═══ Records shown ═══

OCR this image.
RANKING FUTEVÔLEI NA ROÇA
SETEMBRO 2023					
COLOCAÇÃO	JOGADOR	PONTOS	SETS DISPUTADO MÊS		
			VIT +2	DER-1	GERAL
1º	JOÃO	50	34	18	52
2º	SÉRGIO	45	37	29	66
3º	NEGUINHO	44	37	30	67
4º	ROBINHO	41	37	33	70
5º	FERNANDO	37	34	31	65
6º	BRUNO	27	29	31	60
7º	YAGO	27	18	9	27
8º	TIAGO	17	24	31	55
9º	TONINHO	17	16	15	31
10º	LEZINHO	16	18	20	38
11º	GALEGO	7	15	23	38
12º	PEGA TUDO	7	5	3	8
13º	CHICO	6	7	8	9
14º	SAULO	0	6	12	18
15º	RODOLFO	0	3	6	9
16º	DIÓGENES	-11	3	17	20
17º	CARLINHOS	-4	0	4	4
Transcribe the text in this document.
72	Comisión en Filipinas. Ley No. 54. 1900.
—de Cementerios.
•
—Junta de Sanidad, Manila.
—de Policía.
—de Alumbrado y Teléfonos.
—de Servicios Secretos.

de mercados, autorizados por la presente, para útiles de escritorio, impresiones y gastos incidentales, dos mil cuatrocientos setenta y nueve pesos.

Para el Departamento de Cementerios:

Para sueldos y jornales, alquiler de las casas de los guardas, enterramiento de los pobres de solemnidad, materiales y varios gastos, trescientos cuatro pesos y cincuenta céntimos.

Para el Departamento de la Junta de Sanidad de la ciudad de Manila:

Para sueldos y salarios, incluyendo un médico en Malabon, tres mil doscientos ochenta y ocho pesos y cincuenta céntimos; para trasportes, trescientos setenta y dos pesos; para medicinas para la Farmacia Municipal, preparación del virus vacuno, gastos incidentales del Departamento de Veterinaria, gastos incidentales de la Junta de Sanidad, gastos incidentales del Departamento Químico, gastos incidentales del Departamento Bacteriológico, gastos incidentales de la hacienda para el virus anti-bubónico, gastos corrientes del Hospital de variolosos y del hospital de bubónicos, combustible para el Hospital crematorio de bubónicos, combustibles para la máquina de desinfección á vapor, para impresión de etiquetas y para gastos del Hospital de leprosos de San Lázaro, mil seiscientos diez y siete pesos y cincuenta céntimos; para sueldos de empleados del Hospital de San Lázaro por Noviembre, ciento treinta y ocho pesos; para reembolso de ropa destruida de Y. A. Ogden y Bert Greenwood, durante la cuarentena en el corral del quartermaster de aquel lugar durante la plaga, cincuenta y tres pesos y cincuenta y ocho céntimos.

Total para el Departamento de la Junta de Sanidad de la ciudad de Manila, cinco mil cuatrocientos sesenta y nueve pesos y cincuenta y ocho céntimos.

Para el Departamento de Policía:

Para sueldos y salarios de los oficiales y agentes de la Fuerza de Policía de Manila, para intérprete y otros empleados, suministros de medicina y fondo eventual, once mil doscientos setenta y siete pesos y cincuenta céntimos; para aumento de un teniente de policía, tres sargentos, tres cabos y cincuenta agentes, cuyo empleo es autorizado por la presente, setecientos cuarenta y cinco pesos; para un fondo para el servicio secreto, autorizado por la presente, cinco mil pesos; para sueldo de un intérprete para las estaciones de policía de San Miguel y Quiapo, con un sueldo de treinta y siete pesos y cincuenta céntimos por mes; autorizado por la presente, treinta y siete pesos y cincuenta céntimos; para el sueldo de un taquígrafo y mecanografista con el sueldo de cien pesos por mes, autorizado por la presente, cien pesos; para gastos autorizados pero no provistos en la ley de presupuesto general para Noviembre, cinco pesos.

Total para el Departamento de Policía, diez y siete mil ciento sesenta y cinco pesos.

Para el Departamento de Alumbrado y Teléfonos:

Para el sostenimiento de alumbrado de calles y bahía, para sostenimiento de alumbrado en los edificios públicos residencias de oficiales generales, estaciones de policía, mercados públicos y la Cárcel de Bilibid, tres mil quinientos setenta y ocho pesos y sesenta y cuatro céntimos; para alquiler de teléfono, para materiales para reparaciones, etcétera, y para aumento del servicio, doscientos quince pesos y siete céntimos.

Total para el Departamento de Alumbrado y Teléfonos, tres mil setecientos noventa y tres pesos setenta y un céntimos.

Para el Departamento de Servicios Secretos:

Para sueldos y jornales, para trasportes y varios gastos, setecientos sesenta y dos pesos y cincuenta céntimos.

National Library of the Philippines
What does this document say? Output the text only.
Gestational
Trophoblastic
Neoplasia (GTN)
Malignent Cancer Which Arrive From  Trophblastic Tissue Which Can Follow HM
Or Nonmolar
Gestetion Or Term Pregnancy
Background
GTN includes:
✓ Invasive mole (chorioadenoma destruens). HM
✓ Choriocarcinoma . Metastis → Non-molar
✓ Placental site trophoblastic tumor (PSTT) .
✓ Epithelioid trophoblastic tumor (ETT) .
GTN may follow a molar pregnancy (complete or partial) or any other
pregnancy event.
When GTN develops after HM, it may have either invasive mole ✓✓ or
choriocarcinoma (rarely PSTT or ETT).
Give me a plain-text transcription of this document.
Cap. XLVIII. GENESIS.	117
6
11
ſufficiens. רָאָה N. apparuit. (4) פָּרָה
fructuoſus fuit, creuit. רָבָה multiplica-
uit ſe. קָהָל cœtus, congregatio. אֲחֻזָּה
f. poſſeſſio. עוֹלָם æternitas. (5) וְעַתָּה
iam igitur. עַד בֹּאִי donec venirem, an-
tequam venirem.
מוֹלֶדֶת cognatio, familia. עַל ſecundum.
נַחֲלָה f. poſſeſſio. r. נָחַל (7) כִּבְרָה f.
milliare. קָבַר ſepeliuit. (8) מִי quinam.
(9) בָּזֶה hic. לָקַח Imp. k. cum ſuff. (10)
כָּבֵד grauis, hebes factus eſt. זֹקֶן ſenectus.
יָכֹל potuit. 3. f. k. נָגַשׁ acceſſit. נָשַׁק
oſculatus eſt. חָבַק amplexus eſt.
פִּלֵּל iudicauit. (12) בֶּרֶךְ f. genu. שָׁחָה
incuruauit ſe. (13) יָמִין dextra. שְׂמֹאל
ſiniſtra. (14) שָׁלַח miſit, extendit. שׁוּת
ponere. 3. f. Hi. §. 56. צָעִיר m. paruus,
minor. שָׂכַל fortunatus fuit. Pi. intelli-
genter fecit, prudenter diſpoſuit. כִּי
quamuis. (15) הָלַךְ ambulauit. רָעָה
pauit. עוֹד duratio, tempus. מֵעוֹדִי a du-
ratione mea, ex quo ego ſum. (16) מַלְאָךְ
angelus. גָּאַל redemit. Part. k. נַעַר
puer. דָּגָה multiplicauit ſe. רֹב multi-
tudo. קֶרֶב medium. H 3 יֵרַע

═══

*What you should do*: What is needed is an exact copy of all the entries.

*Answer to this exercise*:
OCR this image.
RANKING FUTEVÔLEI NA ROÇA
SETEMBRO 2023					
COLOCAÇÃO	JOGADOR	PONTOS	SETS DISPUTADO MÊS		
			VIT +2	DER-1	GERAL
1º	JOÃO	50	34	18	52
2º	SÉRGIO	45	37	29	66
3º	NEGUINHO	44	37	30	67
4º	ROBINHO	41	37	33	70
5º	FERNANDO	37	34	31	65
6º	BRUNO	27	29	31	60
7º	YAGO	27	18	9	27
8º	TIAGO	17	24	31	55
9º	TONINHO	17	16	15	31
10º	LEZINHO	16	18	20	38
11º	GALEGO	7	15	23	38
12º	PEGA TUDO	7	5	3	8
13º	CHICO	6	7	8	9
14º	SAULO	0	6	12	18
15º	RODOLFO	0	3	6	9
16º	DIÓGENES	-11	3	17	20
17º	CARLINHOS	-4	0	4	4
Transcribe the text in this document.
72	Comisión en Filipinas. Ley No. 54. 1900.
—de Cementerios.
•
—Junta de Sanidad, Manila.
—de Policía.
—de Alumbrado y Teléfonos.
—de Servicios Secretos.

de mercados, autorizados por la presente, para útiles de escritorio, impresiones y gastos incidentales, dos mil cuatrocientos setenta y nueve pesos.

Para el Departamento de Cementerios:

Para sueldos y jornales, alquiler de las casas de los guardas, enterramiento de los pobres de solemnidad, materiales y varios gastos, trescientos cuatro pesos y cincuenta céntimos.

Para el Departamento de la Junta de Sanidad de la ciudad de Manila:

Para sueldos y salarios, incluyendo un médico en Malabon, tres mil doscientos ochenta y ocho pesos y cincuenta céntimos; para trasportes, trescientos setenta y dos pesos; para medicinas para la Farmacia Municipal, preparación del virus vacuno, gastos incidentales del Departamento de Veterinaria, gastos incidentales de la Junta de Sanidad, gastos incidentales del Departamento Químico, gastos incidentales del Departamento Bacteriológico, gastos incidentales de la hacienda para el virus anti-bubónico, gastos corrientes del Hospital de variolosos y del hospital de bubónicos, combustible para el Hospital crematorio de bubónicos, combustibles para la máquina de desinfección á vapor, para impresión de etiquetas y para gastos del Hospital de leprosos de San Lázaro, mil seiscientos diez y siete pesos y cincuenta céntimos; para sueldos de empleados del Hospital de San Lázaro por Noviembre, ciento treinta y ocho pesos; para reembolso de ropa destruida de Y. A. Ogden y Bert Greenwood, durante la cuarentena en el corral del quartermaster de aquel lugar durante la plaga, cincuenta y tres pesos y cincuenta y ocho céntimos.

Total para el Departamento de la Junta de Sanidad de la ciudad de Manila, cinco mil cuatrocientos sesenta y nueve pesos y cincuenta y ocho céntimos.

Para el Departamento de Policía:

Para sueldos y salarios de los oficiales y agentes de la Fuerza de Policía de Manila, para intérprete y otros empleados, suministros de medicina y fondo eventual, once mil doscientos setenta y siete pesos y cincuenta céntimos; para aumento de un teniente de policía, tres sargentos, tres cabos y cincuenta agentes, cuyo empleo es autorizado por la presente, setecientos cuarenta y cinco pesos; para un fondo para el servicio secreto, autorizado por la presente, cinco mil pesos; para sueldo de un intérprete para las estaciones de policía de San Miguel y Quiapo, con un sueldo de treinta y siete pesos y cincuenta céntimos por mes; autorizado por la presente, treinta y siete pesos y cincuenta céntimos; para el sueldo de un taquígrafo y mecanografista con el sueldo de cien pesos por mes, autorizado por la presente, cien pesos; para gastos autorizados pero no provistos en la ley de presupuesto general para Noviembre, cinco pesos.

Total para el Departamento de Policía, diez y siete mil ciento sesenta y cinco pesos.

Para el Departamento de Alumbrado y Teléfonos:

Para el sostenimiento de alumbrado de calles y bahía, para sostenimiento de alumbrado en los edificios públicos residencias de oficiales generales, estaciones de policía, mercados públicos y la Cárcel de Bilibid, tres mil quinientos setenta y ocho pesos y sesenta y cuatro céntimos; para alquiler de teléfono, para materiales para reparaciones, etcétera, y para aumento del servicio, doscientos quince pesos y siete céntimos.

Total para el Departamento de Alumbrado y Teléfonos, tres mil setecientos noventa y tres pesos setenta y un céntimos.

Para el Departamento de Servicios Secretos:

Para sueldos y jornales, para trasportes y varios gastos, setecientos sesenta y dos pesos y cincuenta céntimos.

National Library of the Philippines
What does this document say? Output the text only.
Gestational
Trophoblastic
Neoplasia (GTN)
Malignent Cancer Which Arrive From  Trophblastic Tissue Which Can Follow HM
Or Nonmolar
Gestetion Or Term Pregnancy
Background
GTN includes:
✓ Invasive mole (chorioadenoma destruens). HM
✓ Choriocarcinoma . Metastis → Non-molar
✓ Placental site trophoblastic tumor (PSTT) .
✓ Epithelioid trophoblastic tumor (ETT) .
GTN may follow a molar pregnancy (complete or partial) or any other
pregnancy event.
When GTN develops after HM, it may have either invasive mole ✓✓ or
choriocarcinoma (rarely PSTT or ETT).
Give me a plain-text transcription of this document.
Cap. XLVIII. GENESIS.	117
6
11
ſufficiens. רָאָה N. apparuit. (4) פָּרָה
fructuoſus fuit, creuit. רָבָה multiplica-
uit ſe. קָהָל cœtus, congregatio. אֲחֻזָּה
f. poſſeſſio. עוֹלָם æternitas. (5) וְעַתָּה
iam igitur. עַד בֹּאִי donec venirem, an-
tequam venirem.
מוֹלֶדֶת cognatio, familia. עַל ſecundum.
נַחֲלָה f. poſſeſſio. r. נָחַל (7) כִּבְרָה f.
milliare. קָבַר ſepeliuit. (8) מִי quinam.
(9) בָּזֶה hic. לָקַח Imp. k. cum ſuff. (10)
כָּבֵד grauis, hebes factus eſt. זֹקֶן ſenectus.
יָכֹל potuit. 3. f. k. נָגַשׁ acceſſit. נָשַׁק
oſculatus eſt. חָבַק amplexus eſt.
פִּלֵּל iudicauit. (12) בֶּרֶךְ f. genu. שָׁחָה
incuruauit ſe. (13) יָמִין dextra. שְׂמֹאל
ſiniſtra. (14) שָׁלַח miſit, extendit. שׁוּת
ponere. 3. f. Hi. §. 56. צָעִיר m. paruus,
minor. שָׂכַל fortunatus fuit. Pi. intelli-
genter fecit, prudenter diſpoſuit. כִּי
quamuis. (15) הָלַךְ ambulauit. רָעָה
pauit. עוֹד duratio, tempus. מֵעוֹדִי a du-
ratione mea, ex quo ego ſum. (16) מַלְאָךְ
angelus. גָּאַל redemit. Part. k. נַעַר
puer. דָּגָה multiplicauit ſe. רֹב multi-
tudo. קֶרֶב medium. H 3 יֵרַע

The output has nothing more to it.